WRITTEN TASK: From the entries below, copy every line holding the word "title".

## Begin THE RECORDS

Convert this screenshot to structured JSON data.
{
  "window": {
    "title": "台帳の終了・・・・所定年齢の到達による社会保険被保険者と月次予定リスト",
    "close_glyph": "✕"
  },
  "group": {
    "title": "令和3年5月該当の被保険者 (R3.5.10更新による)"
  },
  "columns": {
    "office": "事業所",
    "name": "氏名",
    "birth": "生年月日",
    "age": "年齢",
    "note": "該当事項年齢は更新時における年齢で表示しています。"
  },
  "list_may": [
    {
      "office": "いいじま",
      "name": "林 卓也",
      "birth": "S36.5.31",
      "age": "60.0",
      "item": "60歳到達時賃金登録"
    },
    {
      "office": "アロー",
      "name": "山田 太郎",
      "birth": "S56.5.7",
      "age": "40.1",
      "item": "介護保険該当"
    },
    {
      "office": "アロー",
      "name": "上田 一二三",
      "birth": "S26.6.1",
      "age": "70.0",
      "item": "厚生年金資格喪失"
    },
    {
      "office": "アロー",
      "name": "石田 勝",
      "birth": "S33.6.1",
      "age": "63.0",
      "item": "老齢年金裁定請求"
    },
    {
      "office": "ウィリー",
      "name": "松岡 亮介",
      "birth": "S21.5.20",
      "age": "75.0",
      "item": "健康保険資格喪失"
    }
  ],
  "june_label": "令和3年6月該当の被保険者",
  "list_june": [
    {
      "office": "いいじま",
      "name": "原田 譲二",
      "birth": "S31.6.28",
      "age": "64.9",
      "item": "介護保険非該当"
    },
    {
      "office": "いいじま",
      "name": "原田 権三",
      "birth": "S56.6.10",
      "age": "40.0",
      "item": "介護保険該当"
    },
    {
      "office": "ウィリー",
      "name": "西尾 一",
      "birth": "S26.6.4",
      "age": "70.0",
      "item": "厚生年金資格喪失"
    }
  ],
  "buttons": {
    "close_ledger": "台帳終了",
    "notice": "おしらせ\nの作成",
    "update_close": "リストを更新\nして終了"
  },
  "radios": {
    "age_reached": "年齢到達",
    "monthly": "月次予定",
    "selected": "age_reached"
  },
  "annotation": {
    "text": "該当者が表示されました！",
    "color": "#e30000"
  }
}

## End THE RECORDS

ANSWER TO THIS TASK:
    "title": "台帳の終了・・・・所定年齢の到達による社会保険被保険者と月次予定リスト",
    "title": "令和3年5月該当の被保険者 (R3.5.10更新による)"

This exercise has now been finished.